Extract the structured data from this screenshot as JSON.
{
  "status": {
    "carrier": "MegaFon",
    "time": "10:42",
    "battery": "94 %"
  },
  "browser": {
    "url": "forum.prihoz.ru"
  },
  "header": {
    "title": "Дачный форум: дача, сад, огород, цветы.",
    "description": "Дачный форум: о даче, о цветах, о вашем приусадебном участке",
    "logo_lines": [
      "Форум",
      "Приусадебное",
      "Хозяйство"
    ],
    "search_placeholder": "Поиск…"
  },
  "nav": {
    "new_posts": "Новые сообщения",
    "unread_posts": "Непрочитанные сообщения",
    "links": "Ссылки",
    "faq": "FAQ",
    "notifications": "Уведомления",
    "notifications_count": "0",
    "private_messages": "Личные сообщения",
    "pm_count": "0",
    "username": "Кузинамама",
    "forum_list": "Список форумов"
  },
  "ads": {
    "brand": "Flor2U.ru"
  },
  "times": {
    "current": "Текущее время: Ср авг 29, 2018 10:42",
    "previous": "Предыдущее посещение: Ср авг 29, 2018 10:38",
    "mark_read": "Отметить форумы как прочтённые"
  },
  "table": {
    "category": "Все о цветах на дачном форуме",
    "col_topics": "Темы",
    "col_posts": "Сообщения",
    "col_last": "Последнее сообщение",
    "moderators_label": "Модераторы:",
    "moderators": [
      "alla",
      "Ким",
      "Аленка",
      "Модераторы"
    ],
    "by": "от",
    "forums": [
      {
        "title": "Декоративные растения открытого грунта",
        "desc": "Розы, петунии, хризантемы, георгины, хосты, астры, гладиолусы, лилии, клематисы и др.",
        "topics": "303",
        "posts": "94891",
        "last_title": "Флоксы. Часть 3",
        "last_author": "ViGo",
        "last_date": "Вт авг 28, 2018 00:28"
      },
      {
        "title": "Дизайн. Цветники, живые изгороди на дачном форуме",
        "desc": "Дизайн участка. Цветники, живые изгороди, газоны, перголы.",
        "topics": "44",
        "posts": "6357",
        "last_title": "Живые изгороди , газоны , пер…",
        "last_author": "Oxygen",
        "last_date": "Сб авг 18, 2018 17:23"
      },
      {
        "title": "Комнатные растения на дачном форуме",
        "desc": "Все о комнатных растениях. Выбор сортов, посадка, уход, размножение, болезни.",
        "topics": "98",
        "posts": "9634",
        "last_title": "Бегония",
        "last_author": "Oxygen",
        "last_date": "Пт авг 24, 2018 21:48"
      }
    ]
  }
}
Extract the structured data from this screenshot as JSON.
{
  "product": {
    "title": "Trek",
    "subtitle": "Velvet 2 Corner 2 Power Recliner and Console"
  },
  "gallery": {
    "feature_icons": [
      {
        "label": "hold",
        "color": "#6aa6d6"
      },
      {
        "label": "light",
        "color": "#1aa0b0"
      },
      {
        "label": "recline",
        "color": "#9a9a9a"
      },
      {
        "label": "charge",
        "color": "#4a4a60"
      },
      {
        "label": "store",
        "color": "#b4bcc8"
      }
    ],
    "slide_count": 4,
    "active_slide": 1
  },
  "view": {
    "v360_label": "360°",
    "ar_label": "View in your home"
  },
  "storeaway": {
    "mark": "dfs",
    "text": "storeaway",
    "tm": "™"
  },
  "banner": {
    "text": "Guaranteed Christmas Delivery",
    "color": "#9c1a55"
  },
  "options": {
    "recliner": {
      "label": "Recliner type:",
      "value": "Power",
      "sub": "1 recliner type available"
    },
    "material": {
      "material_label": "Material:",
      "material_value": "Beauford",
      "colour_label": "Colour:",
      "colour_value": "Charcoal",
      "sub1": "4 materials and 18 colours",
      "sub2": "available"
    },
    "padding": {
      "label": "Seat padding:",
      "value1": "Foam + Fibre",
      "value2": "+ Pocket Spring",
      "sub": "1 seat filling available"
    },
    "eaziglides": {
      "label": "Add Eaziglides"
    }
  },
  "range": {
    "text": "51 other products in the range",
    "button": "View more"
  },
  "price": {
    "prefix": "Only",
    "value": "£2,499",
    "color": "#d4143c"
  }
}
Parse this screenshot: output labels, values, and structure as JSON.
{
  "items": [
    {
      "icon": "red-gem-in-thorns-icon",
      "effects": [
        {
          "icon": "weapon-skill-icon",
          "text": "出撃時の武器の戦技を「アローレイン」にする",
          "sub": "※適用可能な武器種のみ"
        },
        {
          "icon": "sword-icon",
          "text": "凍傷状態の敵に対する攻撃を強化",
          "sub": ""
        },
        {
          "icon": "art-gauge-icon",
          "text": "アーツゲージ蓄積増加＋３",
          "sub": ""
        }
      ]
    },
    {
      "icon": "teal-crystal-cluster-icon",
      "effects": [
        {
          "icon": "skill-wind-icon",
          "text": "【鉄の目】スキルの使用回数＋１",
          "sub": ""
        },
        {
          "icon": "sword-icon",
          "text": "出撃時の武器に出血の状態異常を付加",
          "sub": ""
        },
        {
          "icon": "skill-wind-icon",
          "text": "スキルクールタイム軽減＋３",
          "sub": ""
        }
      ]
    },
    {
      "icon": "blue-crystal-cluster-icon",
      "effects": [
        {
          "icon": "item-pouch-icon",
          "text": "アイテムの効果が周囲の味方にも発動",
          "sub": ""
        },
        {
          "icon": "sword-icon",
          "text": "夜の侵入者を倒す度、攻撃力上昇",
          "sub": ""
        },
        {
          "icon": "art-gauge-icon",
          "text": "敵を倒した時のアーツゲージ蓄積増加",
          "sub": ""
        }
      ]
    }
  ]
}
-- -- --
**SHORT EXERCISE**
Report how many lines of the data hold the string "цветах"; give only the number.

**RESULT OF THIS TASK**
2